> [Getoonde tekst]:

◇ ◇ ◇ ◇ ◇ ◇ ◇

OPGEHEVEN: Besluit van de Vlaamse Regering tot vaststelling en
indeling van de ambten van de leden van het bestuurs- en onderwijzend personeel
van de instellingen voor deeltijds kunstonderwijs.
goedkeuringsdatum
31 JULI 1990
publicatiedatum
B.S.29/03/1991
datum laatste wijziging
04/05/2018
COORDINATIE
B.Vl.R. 28-10-2016 - B.S. 29-12-2016
B.Vl.R. 04-5-2018 - B.S. 28-8-2018
De Vlaamse
Regering,
Gelet op het bijzonder decreet van 19
december 1988 betreffende de Autonome Raad voor het Gemeenschapsonderwijs,
inzonderheid op artikel 55, § 1;
Gelet op de
wet van 29 mei 1959 tot wijziging van sommige bepalingen van de
onderwijswetgeving, inzonderheid op artikel 12bis, § 3, a), ingevoegd bij
de wet van 11 juli 1973 en op artikel 27, § 1, gewijzigd bij de wetten van
11 juli 1973 en 1 augustus 1985;
Gelet op de wet
van 22 juni 1964 betreffende het statuut der personeelsleden van het
Rijksonderwijs, inzonderheid op artikel 2, gewijzigd bij de wet van 18 februari
1977;
Gelet op het koninklijk besluit van 2
oktober 1968 tot vaststelling en rangschikking van de ambten der leden van het
bestuurs- en onderwijzend personeel, van het opvoedend hulppersoneel, van het
paramedisch personeel bij de inrichtingen voor kleuteronderwijs, lager,
buitengewoon, middelbaar, technisch, kunst- en normaalonderwijs van de Staat,
en van de ambten der leden van de inspectiedienst belast met het toezicht op
deze inrichtingen, inzonderheid op artikel 3, laatste lid, ingevoegd bij het
koninklijk besluit van 1 augustus 1984, en op de artikelen 4 en 6, B., C. en
D., gewijzigd bij de koninklijke besluiten van 22 juli 1969, 31 juli 1969, 7
maart 1979 en 1 augustus 1984;
Gelet op het
protocol van 13 juni 1990 houdende de conclusies van de onderhandelingen die
gevoerd werden in de schoot van het Gemeenschappelijk Comité voor alle
overheidsdiensten;
Gelet op het akkoord van de
Gemeenschapsminister van Financiën en Begroting, gegeven op 12 juni 1990;
Gelet op het advies van de Raad van State;
Op de voordracht van de Gemeenschapsminister van
Onderwijs;
Na beraadslaging,
Besluit :
Artikel 1.

◇ ◇ ◇ ◇ ◇ ◇ ◇

> [Inhoud gegevens]:
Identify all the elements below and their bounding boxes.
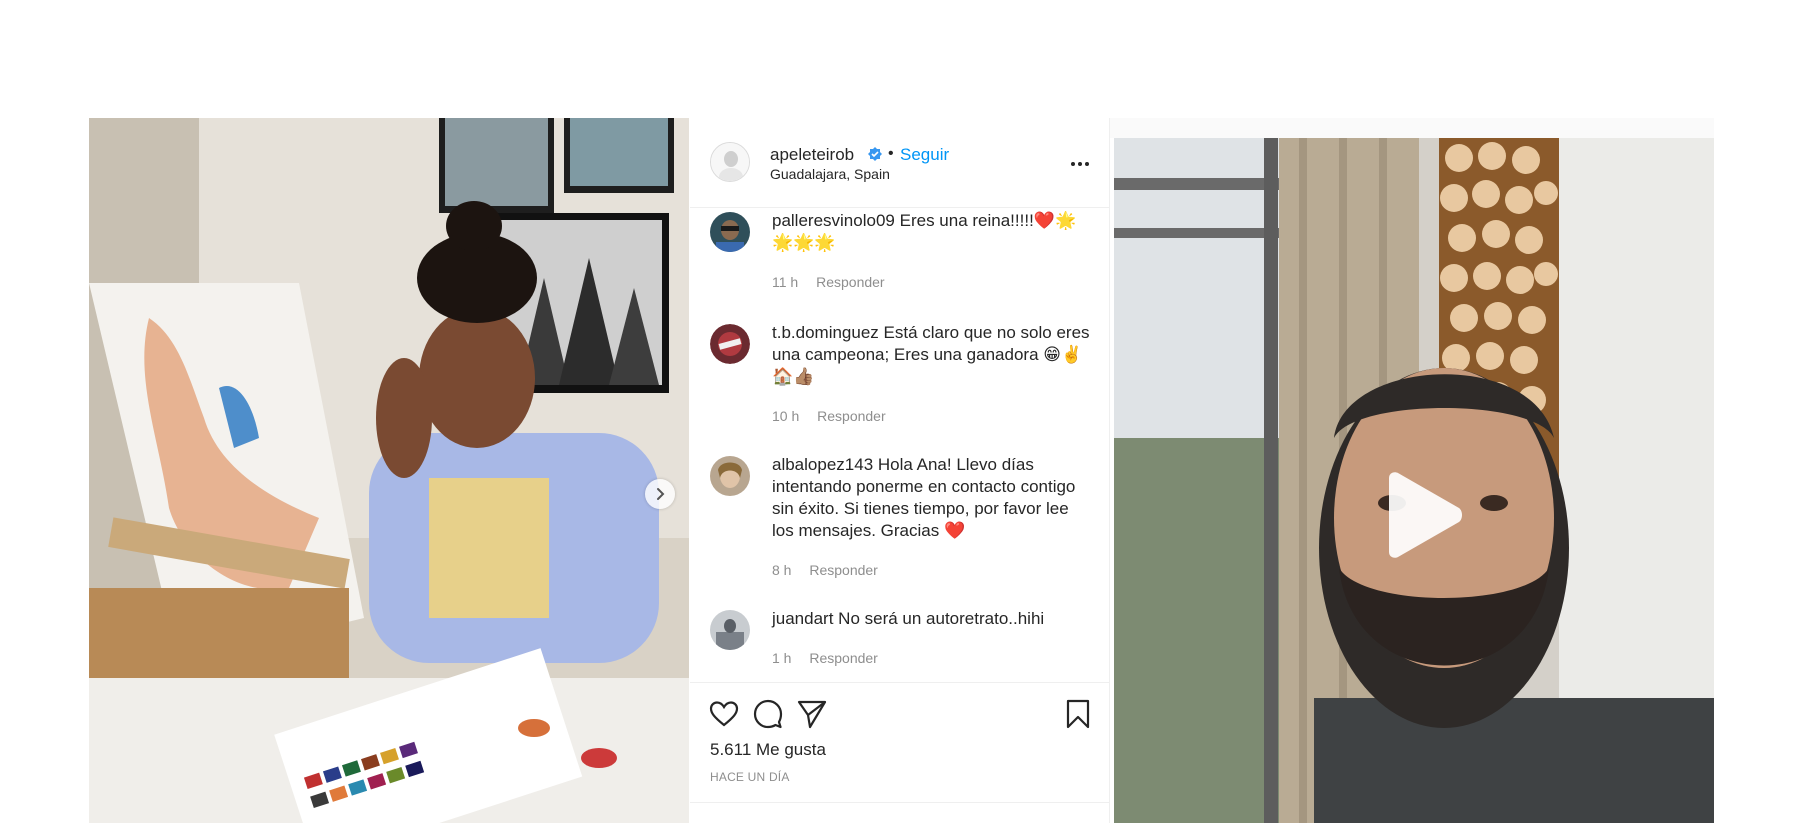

◇ ◇ ◇ ◇ ◇ ◇ ◇

> [Opgave A]: Op welke datum werd het besluit over de ambten in het deeltijds kunstonderwijs goedgekeurd?
> [Opgave B]: Neem uit het besluit over de ambten in het deeltijds kunstonderwijs letterlijk het stuk over tussen "OPGEHEVEN: Besluit van" en "voor deeltijds kunstonderwijs.", beide inbegrepen.
De gegevens zijn afkomstig uit een andere bron.

> [Juist antwoord A]: 31 juli 1990

> [Juist antwoord B]:
OPGEHEVEN: Besluit van de Vlaamse Regering tot vaststelling en
indeling van de ambten van de leden van het bestuurs- en onderwijzend personeel
van de instellingen voor deeltijds kunstonderwijs.